## TO BE DONE
Exactly reproduce the lines that follow.

Raw records
----

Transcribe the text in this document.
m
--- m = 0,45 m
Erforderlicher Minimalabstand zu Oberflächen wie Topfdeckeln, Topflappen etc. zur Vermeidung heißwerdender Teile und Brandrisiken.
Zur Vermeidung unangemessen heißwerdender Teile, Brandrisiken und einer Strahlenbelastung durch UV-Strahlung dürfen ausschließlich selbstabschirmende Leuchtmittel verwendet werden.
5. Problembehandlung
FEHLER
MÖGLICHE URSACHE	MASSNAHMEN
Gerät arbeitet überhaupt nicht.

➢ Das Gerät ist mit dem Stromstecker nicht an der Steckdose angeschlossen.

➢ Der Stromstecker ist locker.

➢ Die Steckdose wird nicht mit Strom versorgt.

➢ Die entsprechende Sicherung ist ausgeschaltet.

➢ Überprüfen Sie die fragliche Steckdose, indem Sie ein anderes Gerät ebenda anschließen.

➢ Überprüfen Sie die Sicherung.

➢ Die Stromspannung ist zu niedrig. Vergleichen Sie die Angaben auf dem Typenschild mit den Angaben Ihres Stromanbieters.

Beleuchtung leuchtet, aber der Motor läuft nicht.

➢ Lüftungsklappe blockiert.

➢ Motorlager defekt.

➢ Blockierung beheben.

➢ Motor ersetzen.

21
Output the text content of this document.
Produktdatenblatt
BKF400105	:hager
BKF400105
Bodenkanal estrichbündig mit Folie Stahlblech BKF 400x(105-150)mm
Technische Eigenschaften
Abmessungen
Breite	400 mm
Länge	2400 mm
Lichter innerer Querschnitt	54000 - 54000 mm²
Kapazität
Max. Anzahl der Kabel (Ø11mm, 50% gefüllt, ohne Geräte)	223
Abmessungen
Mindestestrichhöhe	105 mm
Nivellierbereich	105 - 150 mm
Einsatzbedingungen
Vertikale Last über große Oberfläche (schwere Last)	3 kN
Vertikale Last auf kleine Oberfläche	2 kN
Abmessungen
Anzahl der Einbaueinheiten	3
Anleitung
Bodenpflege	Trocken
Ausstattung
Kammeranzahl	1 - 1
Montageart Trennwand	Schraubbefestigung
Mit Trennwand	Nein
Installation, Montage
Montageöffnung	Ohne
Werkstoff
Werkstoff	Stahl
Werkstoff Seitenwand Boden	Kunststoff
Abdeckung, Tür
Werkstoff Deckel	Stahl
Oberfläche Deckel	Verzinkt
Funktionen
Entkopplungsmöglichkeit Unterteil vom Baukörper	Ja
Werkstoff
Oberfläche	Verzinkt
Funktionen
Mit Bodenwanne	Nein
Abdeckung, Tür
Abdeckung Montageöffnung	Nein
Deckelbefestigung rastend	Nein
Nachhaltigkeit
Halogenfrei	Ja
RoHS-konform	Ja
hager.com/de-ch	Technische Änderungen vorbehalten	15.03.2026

----

## TASK RESPONSE
Transcribe the text in this document.
m
--- m = 0,45 m
Erforderlicher Minimalabstand zu Oberflächen wie Topfdeckeln, Topflappen etc. zur Vermeidung heißwerdender Teile und Brandrisiken.
Zur Vermeidung unangemessen heißwerdender Teile, Brandrisiken und einer Strahlenbelastung durch UV-Strahlung dürfen ausschließlich selbstabschirmende Leuchtmittel verwendet werden.
5. Problembehandlung
FEHLER
MÖGLICHE URSACHE	MASSNAHMEN
Gerät arbeitet überhaupt nicht.

➢ Das Gerät ist mit dem Stromstecker nicht an der Steckdose angeschlossen.

➢ Der Stromstecker ist locker.

➢ Die Steckdose wird nicht mit Strom versorgt.

➢ Die entsprechende Sicherung ist ausgeschaltet.

➢ Überprüfen Sie die fragliche Steckdose, indem Sie ein anderes Gerät ebenda anschließen.

➢ Überprüfen Sie die Sicherung.

➢ Die Stromspannung ist zu niedrig. Vergleichen Sie die Angaben auf dem Typenschild mit den Angaben Ihres Stromanbieters.

Beleuchtung leuchtet, aber der Motor läuft nicht.

➢ Lüftungsklappe blockiert.

➢ Motorlager defekt.

➢ Blockierung beheben.

➢ Motor ersetzen.

21
Output the text content of this document.
Produktdatenblatt
BKF400105	:hager
BKF400105
Bodenkanal estrichbündig mit Folie Stahlblech BKF 400x(105-150)mm
Technische Eigenschaften
Abmessungen
Breite	400 mm
Länge	2400 mm
Lichter innerer Querschnitt	54000 - 54000 mm²
Kapazität
Max. Anzahl der Kabel (Ø11mm, 50% gefüllt, ohne Geräte)	223
Abmessungen
Mindestestrichhöhe	105 mm
Nivellierbereich	105 - 150 mm
Einsatzbedingungen
Vertikale Last über große Oberfläche (schwere Last)	3 kN
Vertikale Last auf kleine Oberfläche	2 kN
Abmessungen
Anzahl der Einbaueinheiten	3
Anleitung
Bodenpflege	Trocken
Ausstattung
Kammeranzahl	1 - 1
Montageart Trennwand	Schraubbefestigung
Mit Trennwand	Nein
Installation, Montage
Montageöffnung	Ohne
Werkstoff
Werkstoff	Stahl
Werkstoff Seitenwand Boden	Kunststoff
Abdeckung, Tür
Werkstoff Deckel	Stahl
Oberfläche Deckel	Verzinkt
Funktionen
Entkopplungsmöglichkeit Unterteil vom Baukörper	Ja
Werkstoff
Oberfläche	Verzinkt
Funktionen
Mit Bodenwanne	Nein
Abdeckung, Tür
Abdeckung Montageöffnung	Nein
Deckelbefestigung rastend	Nein
Nachhaltigkeit
Halogenfrei	Ja
RoHS-konform	Ja
hager.com/de-ch	Technische Änderungen vorbehalten	15.03.2026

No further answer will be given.